#### [Exercise]
Pick out every line of the material that contains the string "Предоставление", matching case exactly, and copy each line in full.
◇ ◇ ◇ ◇ ◇
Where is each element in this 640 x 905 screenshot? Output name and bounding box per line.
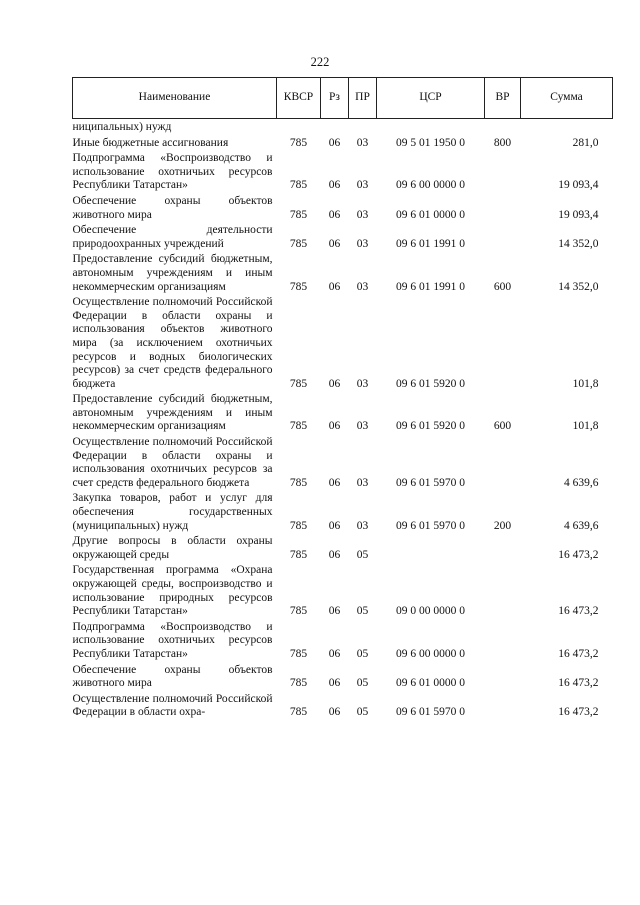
cell-name: Осуществление полномочий Российской Федерации в области охраны и использования охотничьих ресурсов за счет средств федерального бюджета	[72, 436, 273, 489]
cell-csr	[377, 119, 485, 135]
cell-vr	[485, 619, 521, 662]
cell-pr: 05	[356, 647, 369, 660]
budget-table	[72, 77, 613, 720]
cell-name: Осуществление полномочий Российской Федерации в области охраны и использования объектов животного мира (за исключением охотничьих ресурсов и водных биологических ресурсов) за счет средств федерального бюджета	[72, 296, 273, 390]
cell-csr: 09 6 01 5970 0	[396, 519, 465, 532]
table-row	[73, 391, 613, 434]
cell-pr: 03	[356, 280, 369, 293]
table-row	[73, 119, 613, 135]
header-name: Наименование	[73, 78, 277, 119]
cell-kvsr: 785	[289, 237, 308, 250]
cell-rz: 06	[328, 605, 341, 618]
table-row	[73, 490, 613, 533]
table-row	[73, 619, 613, 662]
cell-name: ниципальных) нужд	[72, 121, 172, 133]
cell-pr: 05	[356, 605, 369, 618]
cell-csr: 09 6 00 0000 0	[396, 647, 465, 660]
cell-vr	[485, 150, 521, 193]
header-kvsr: КВСР	[277, 78, 321, 119]
table-row	[73, 294, 613, 391]
cell-rz: 06	[328, 237, 341, 250]
cell-kvsr: 785	[289, 377, 308, 390]
cell-kvsr	[277, 119, 321, 135]
cell-csr: 09 0 00 0000 0	[396, 605, 465, 618]
cell-name: Закупка товаров, работ и услуг для обеспечения государственных (муниципальных) нужд	[72, 492, 273, 532]
cell-kvsr: 785	[289, 280, 308, 293]
cell-vr	[485, 662, 521, 691]
cell-sum: 16 473,2	[558, 605, 599, 618]
cell-rz: 06	[328, 519, 341, 532]
cell-rz: 06	[328, 179, 341, 192]
cell-vr	[485, 193, 521, 222]
cell-csr: 09 6 00 0000 0	[396, 179, 465, 192]
cell-rz: 06	[328, 377, 341, 390]
cell-vr: 600	[493, 280, 512, 293]
cell-pr	[349, 119, 377, 135]
cell-rz: 06	[328, 420, 341, 433]
cell-kvsr: 785	[289, 208, 308, 221]
table-row	[73, 434, 613, 490]
cell-kvsr: 785	[289, 647, 308, 660]
cell-sum: 101,8	[572, 377, 599, 390]
cell-pr: 05	[356, 677, 369, 690]
table-row	[73, 691, 613, 720]
cell-name: Другие вопросы в области охраны окружающей среды	[72, 535, 273, 561]
cell-rz: 06	[328, 476, 341, 489]
cell-pr: 03	[356, 519, 369, 532]
table-row	[73, 251, 613, 294]
cell-sum: 14 352,0	[558, 237, 599, 250]
cell-vr	[485, 562, 521, 618]
cell-name: Обеспечение охраны объектов животного мира	[72, 663, 273, 690]
header-csr: ЦСР	[377, 78, 485, 119]
cell-name: Предоставление субсидий бюджетным, автономным учреждениям и иным некоммерческим организациям	[72, 253, 273, 293]
cell-vr	[485, 691, 521, 720]
cell-kvsr: 785	[289, 605, 308, 618]
cell-pr: 03	[356, 237, 369, 250]
cell-name: Осуществление полномочий Российской Федерации в области охра-	[72, 692, 273, 719]
cell-vr	[485, 222, 521, 251]
cell-kvsr: 785	[289, 136, 308, 149]
cell-kvsr: 785	[289, 476, 308, 489]
table-row	[73, 222, 613, 251]
cell-name: Обеспечение деятельности природоохранных учреждений	[72, 224, 273, 250]
cell-csr: 09 6 01 1991 0	[396, 237, 465, 250]
cell-sum: 101,8	[572, 420, 599, 433]
cell-pr: 05	[356, 548, 369, 561]
cell-csr: 09 6 01 0000 0	[396, 677, 465, 690]
cell-vr	[485, 119, 521, 135]
page-number: 222	[310, 55, 330, 69]
cell-sum: 16 473,2	[558, 548, 599, 561]
cell-pr: 03	[356, 420, 369, 433]
cell-csr: 09 6 01 5920 0	[396, 420, 465, 433]
table-header-row	[73, 78, 613, 119]
cell-name: Обеспечение охраны объектов животного мира	[72, 194, 273, 221]
table-body	[73, 119, 613, 720]
cell-rz: 06	[328, 208, 341, 221]
cell-rz: 06	[328, 548, 341, 561]
cell-kvsr: 785	[289, 706, 308, 719]
cell-pr: 03	[356, 179, 369, 192]
cell-sum: 4 639,6	[564, 476, 599, 489]
cell-kvsr: 785	[289, 519, 308, 532]
cell-rz: 06	[328, 136, 341, 149]
cell-kvsr: 785	[289, 179, 308, 192]
cell-vr	[485, 434, 521, 490]
cell-csr: 09 5 01 1950 0	[396, 136, 465, 149]
cell-name: Предоставление субсидий бюджетным, автономным учреждениям и иным некоммерческим организациям	[72, 393, 273, 433]
cell-sum: 281,0	[572, 136, 599, 149]
cell-name: Государственная программа «Охрана окружающей среды, воспроизводство и использование природных ресурсов Республики Татарстан»	[72, 564, 273, 618]
cell-csr: 09 6 01 5970 0	[396, 706, 465, 719]
cell-sum: 16 473,2	[558, 677, 599, 690]
cell-pr: 03	[356, 208, 369, 221]
cell-vr	[485, 533, 521, 562]
cell-vr: 600	[493, 420, 512, 433]
cell-csr: 09 6 01 1991 0	[396, 280, 465, 293]
cell-csr: 09 6 01 5920 0	[396, 377, 465, 390]
table-row	[73, 193, 613, 222]
table-row	[73, 662, 613, 691]
cell-pr: 03	[356, 476, 369, 489]
cell-name: Подпрограмма «Воспроизводство и использование охотничьих ресурсов Республики Татарстан»	[72, 620, 273, 660]
header-pr: ПР	[349, 78, 377, 119]
cell-rz: 06	[328, 647, 341, 660]
header-vr: ВР	[485, 78, 521, 119]
cell-pr: 03	[356, 377, 369, 390]
table-row	[73, 562, 613, 618]
cell-rz: 06	[328, 280, 341, 293]
cell-kvsr: 785	[289, 548, 308, 561]
cell-sum: 4 639,6	[564, 519, 599, 532]
cell-vr: 200	[493, 519, 512, 532]
cell-name: Иные бюджетные ассигнования	[72, 136, 229, 149]
cell-rz: 06	[328, 706, 341, 719]
cell-vr: 800	[493, 136, 512, 149]
table-row	[73, 135, 613, 151]
cell-csr: 09 6 01 5970 0	[396, 476, 465, 489]
cell-pr: 03	[356, 136, 369, 149]
cell-sum: 19 093,4	[558, 208, 599, 221]
cell-csr: 09 6 01 0000 0	[396, 208, 465, 221]
cell-sum	[521, 119, 613, 135]
cell-rz	[321, 119, 349, 135]
table-row	[73, 533, 613, 562]
cell-rz: 06	[328, 677, 341, 690]
cell-name: Подпрограмма «Воспроизводство и использование охотничьих ресурсов Республики Татарстан»	[72, 152, 273, 192]
cell-kvsr: 785	[289, 420, 308, 433]
header-sum: Сумма	[521, 78, 613, 119]
cell-sum: 14 352,0	[558, 280, 599, 293]
cell-sum: 16 473,2	[558, 647, 599, 660]
table-row	[73, 150, 613, 193]
header-rz: Рз	[321, 78, 349, 119]
cell-sum: 16 473,2	[558, 706, 599, 719]
cell-vr	[485, 294, 521, 391]
cell-sum: 19 093,4	[558, 179, 599, 192]
cell-csr	[377, 533, 485, 562]
cell-kvsr: 785	[289, 677, 308, 690]
cell-pr: 05	[356, 706, 369, 719]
◇ ◇ ◇ ◇ ◇
#### [Exercise solution]
cell-name: Предоставление субсидий бюджетным, автономным учреждениям и иным некоммерческим организациям	[72, 253, 273, 293]
cell-name: Предоставление субсидий бюджетным, автономным учреждениям и иным некоммерческим организациям	[72, 393, 273, 433]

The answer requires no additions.